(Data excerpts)
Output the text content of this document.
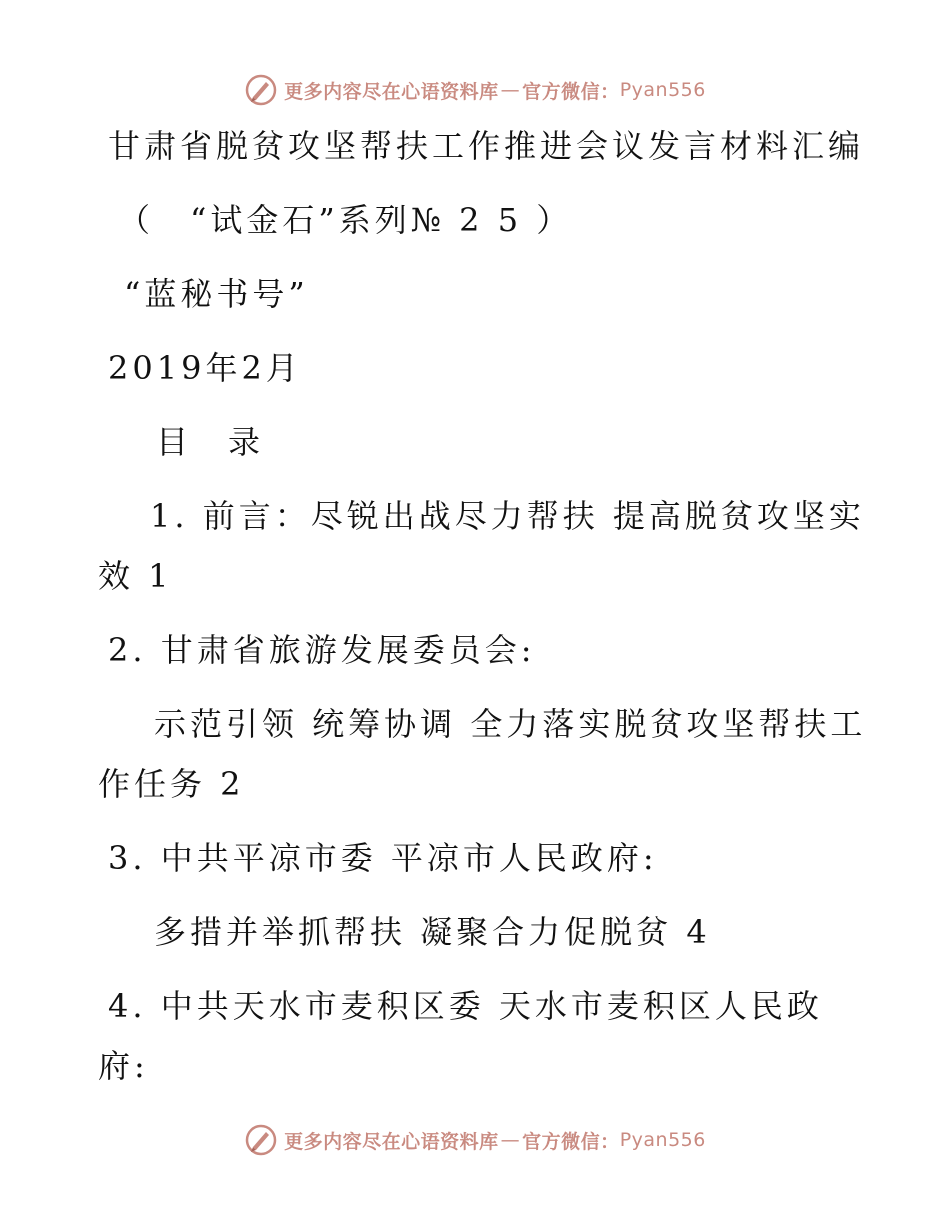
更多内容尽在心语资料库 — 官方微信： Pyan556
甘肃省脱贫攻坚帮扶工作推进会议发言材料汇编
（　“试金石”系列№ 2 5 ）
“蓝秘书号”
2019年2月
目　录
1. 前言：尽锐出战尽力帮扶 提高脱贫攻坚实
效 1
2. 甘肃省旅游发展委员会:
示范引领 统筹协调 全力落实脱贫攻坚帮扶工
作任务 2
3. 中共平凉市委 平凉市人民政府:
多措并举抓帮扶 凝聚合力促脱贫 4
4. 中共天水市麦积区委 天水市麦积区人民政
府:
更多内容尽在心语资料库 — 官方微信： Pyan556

> _Directions for this task_
Above are records with pictures; repeat the records exactly and leave the pictures out.

> _Reply to the task_
Output the text content of this document.
更多内容尽在心语资料库 — 官方微信： Pyan556
甘肃省脱贫攻坚帮扶工作推进会议发言材料汇编
（　“试金石”系列№ 2 5 ）
“蓝秘书号”
2019年2月
目　录
1. 前言：尽锐出战尽力帮扶 提高脱贫攻坚实
效 1
2. 甘肃省旅游发展委员会:
示范引领 统筹协调 全力落实脱贫攻坚帮扶工
作任务 2
3. 中共平凉市委 平凉市人民政府:
多措并举抓帮扶 凝聚合力促脱贫 4
4. 中共天水市麦积区委 天水市麦积区人民政
府:
更多内容尽在心语资料库 — 官方微信： Pyan556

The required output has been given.